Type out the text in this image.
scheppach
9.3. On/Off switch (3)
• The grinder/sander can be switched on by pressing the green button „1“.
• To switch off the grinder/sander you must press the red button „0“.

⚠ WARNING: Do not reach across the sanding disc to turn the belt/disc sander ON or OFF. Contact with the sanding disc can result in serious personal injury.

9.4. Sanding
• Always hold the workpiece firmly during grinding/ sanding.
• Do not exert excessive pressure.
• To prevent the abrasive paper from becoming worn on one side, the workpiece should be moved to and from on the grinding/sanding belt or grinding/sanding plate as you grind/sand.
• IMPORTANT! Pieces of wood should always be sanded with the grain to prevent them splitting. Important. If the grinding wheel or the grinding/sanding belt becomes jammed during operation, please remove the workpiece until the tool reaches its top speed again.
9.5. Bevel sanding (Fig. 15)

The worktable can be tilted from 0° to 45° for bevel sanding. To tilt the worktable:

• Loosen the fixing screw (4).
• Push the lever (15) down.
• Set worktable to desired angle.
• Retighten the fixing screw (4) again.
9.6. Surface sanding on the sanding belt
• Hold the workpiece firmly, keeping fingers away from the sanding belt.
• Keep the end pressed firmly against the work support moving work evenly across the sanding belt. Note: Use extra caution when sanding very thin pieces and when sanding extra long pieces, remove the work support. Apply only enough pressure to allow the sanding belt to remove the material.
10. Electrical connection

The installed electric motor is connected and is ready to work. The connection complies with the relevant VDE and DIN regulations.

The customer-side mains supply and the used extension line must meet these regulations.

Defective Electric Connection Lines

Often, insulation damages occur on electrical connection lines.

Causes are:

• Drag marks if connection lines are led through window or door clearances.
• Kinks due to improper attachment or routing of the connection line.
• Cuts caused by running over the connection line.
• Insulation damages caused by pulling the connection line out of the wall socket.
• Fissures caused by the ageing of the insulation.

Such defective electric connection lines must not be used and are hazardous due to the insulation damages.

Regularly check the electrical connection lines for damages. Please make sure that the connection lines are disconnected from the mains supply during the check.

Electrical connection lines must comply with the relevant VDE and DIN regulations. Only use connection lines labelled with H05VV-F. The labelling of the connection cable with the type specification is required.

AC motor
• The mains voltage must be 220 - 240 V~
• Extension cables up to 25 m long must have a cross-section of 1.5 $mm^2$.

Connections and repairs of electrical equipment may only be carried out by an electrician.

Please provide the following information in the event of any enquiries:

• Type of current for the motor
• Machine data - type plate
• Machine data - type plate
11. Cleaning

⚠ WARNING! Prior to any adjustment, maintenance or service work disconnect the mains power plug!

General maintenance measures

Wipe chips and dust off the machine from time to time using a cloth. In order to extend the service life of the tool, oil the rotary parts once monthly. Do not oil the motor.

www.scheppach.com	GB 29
* * *
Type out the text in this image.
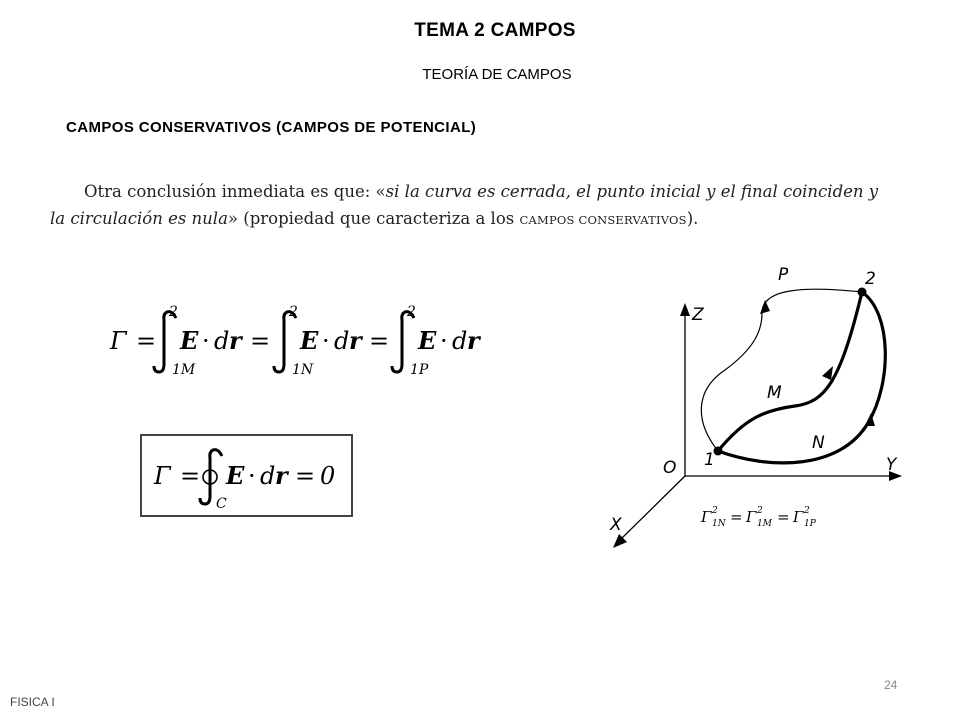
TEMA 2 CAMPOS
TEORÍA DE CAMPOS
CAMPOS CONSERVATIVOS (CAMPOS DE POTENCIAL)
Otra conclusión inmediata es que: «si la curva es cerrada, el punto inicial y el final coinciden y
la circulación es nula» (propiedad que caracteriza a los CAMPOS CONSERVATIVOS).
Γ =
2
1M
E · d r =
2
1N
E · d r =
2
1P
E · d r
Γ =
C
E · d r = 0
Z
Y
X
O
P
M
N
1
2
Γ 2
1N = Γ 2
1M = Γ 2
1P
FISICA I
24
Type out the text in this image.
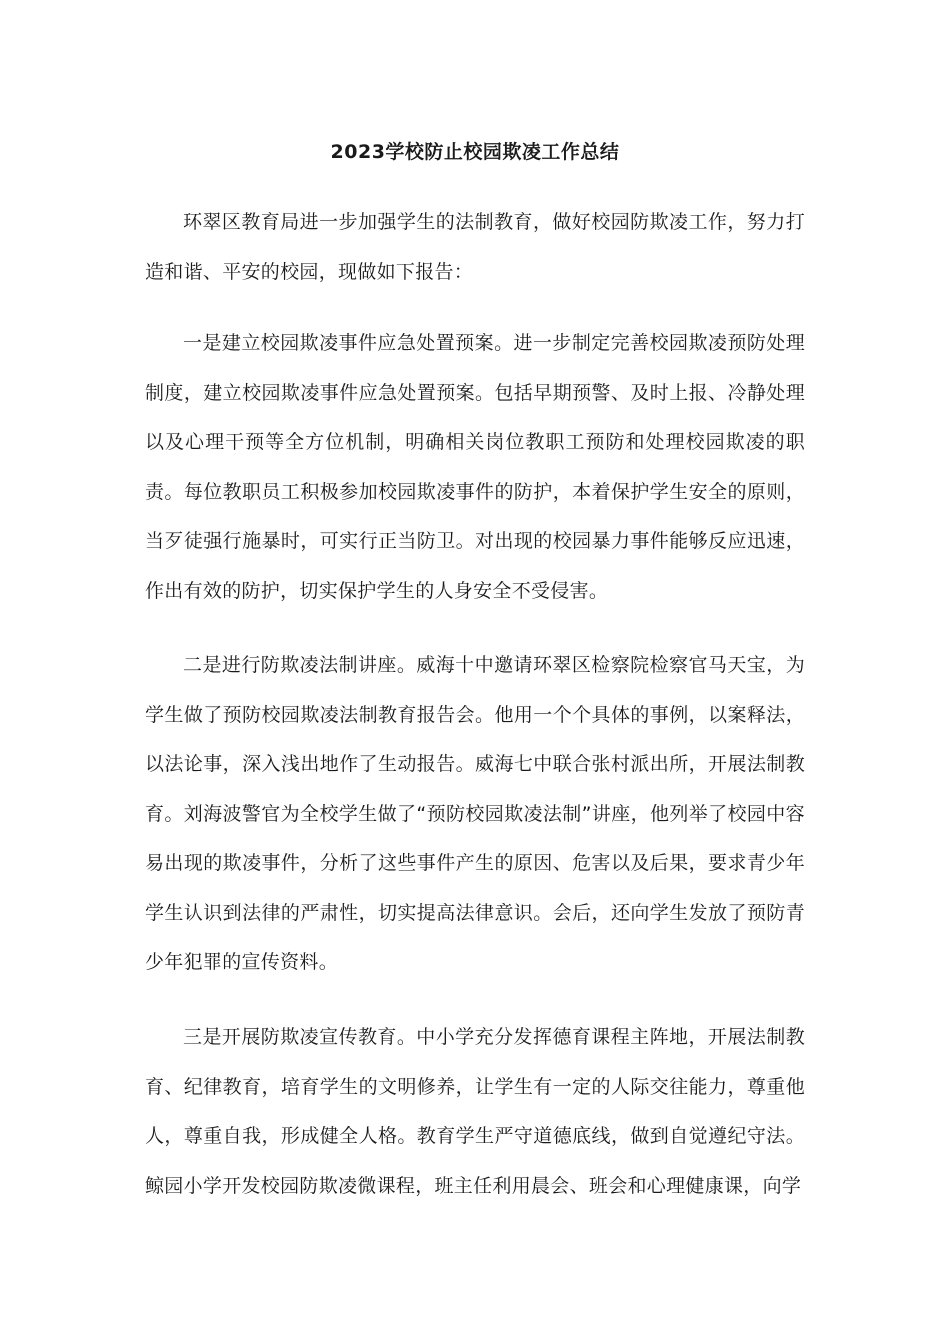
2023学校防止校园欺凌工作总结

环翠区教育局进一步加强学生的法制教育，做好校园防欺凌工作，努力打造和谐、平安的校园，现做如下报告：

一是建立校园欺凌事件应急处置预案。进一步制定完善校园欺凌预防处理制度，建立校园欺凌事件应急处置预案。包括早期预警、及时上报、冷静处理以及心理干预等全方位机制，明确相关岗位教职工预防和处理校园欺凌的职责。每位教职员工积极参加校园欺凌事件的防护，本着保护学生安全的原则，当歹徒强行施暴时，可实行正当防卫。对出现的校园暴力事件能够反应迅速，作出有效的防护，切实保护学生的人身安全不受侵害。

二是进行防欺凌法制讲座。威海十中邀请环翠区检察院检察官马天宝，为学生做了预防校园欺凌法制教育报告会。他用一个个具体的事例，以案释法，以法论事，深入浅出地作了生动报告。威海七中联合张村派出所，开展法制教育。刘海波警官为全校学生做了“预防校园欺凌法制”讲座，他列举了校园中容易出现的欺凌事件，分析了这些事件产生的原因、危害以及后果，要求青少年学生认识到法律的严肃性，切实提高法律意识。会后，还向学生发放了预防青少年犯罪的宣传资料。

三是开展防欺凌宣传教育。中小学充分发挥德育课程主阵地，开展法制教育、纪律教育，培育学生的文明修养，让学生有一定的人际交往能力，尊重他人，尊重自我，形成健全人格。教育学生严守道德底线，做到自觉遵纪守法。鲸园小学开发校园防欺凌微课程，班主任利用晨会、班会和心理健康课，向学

▶ **Exercise**
Gather and return every line that holds the string "relevant".

▶ **Complete response**
The installed electric motor is connected and is ready to work. The connection complies with the relevant VDE and DIN regulations.
Electrical connection lines must comply with the relevant VDE and DIN regulations. Only use connection lines labelled with H05VV-F. The labelling of the connection cable with the type specification is required.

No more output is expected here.